__The request__
Return all of the data exactly, with nothing left out but the pictures.
## Start
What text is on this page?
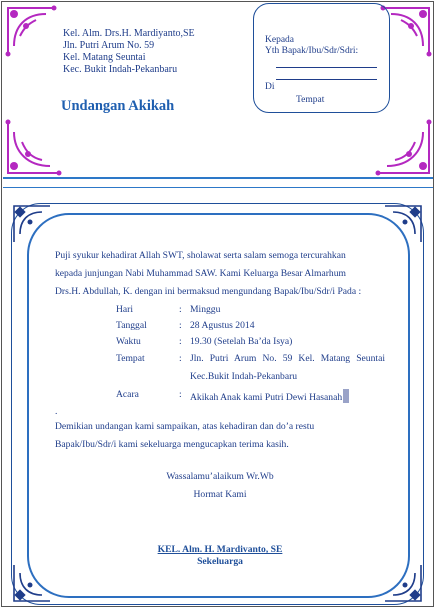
Kel. Alm. Drs.H. Mardiyanto,SE
Jln. Putri Arum No. 59
Kel. Matang Seuntai
Kec. Bukit Indah-Pekanbaru
Undangan Akikah
Kepada
Yth Bapak/Ibu/Sdr/Sdri:
Di
Tempat
Puji syukur kehadirat Allah SWT, sholawat serta salam semoga tercurahkan
kepada junjungan Nabi Muhammad SAW. Kami Keluarga Besar Almarhum
Drs.H. Abdullah, K. dengan ini bermaksud mengundang Bapak/Ibu/Sdr/i Pada :
Hari	: Minggu
Tanggal	: 28 Agustus 2014
Waktu	: 19.30 (Setelah Ba’da Isya)
Tempat	: Jln. Putri Arum No. 59 Kel. Matang Seuntai
Kec.Bukit Indah-Pekanbaru
Acara	: Akikah Anak kami Putri Dewi Hasanah
.
Demikian undangan kami sampaikan, atas kehadiran dan do’a restu
Bapak/Ibu/Sdr/i kami sekeluarga mengucapkan terima kasih.
Wassalamu’alaikum Wr.Wb
Hormat Kami
KEL. Alm. H. Mardivanto, SE
Sekeluarga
## End
__Finished answer__
What text is on this page?
Kel. Alm. Drs.H. Mardiyanto,SE
Jln. Putri Arum No. 59
Kel. Matang Seuntai
Kec. Bukit Indah-Pekanbaru
Undangan Akikah
Kepada
Yth Bapak/Ibu/Sdr/Sdri:
Di
Tempat
Puji syukur kehadirat Allah SWT, sholawat serta salam semoga tercurahkan
kepada junjungan Nabi Muhammad SAW. Kami Keluarga Besar Almarhum
Drs.H. Abdullah, K. dengan ini bermaksud mengundang Bapak/Ibu/Sdr/i Pada :
Hari	: Minggu
Tanggal	: 28 Agustus 2014
Waktu	: 19.30 (Setelah Ba’da Isya)
Tempat	: Jln. Putri Arum No. 59 Kel. Matang Seuntai
Kec.Bukit Indah-Pekanbaru
Acara	: Akikah Anak kami Putri Dewi Hasanah
.
Demikian undangan kami sampaikan, atas kehadiran dan do’a restu
Bapak/Ibu/Sdr/i kami sekeluarga mengucapkan terima kasih.
Wassalamu’alaikum Wr.Wb
Hormat Kami
KEL. Alm. H. Mardivanto, SE
Sekeluarga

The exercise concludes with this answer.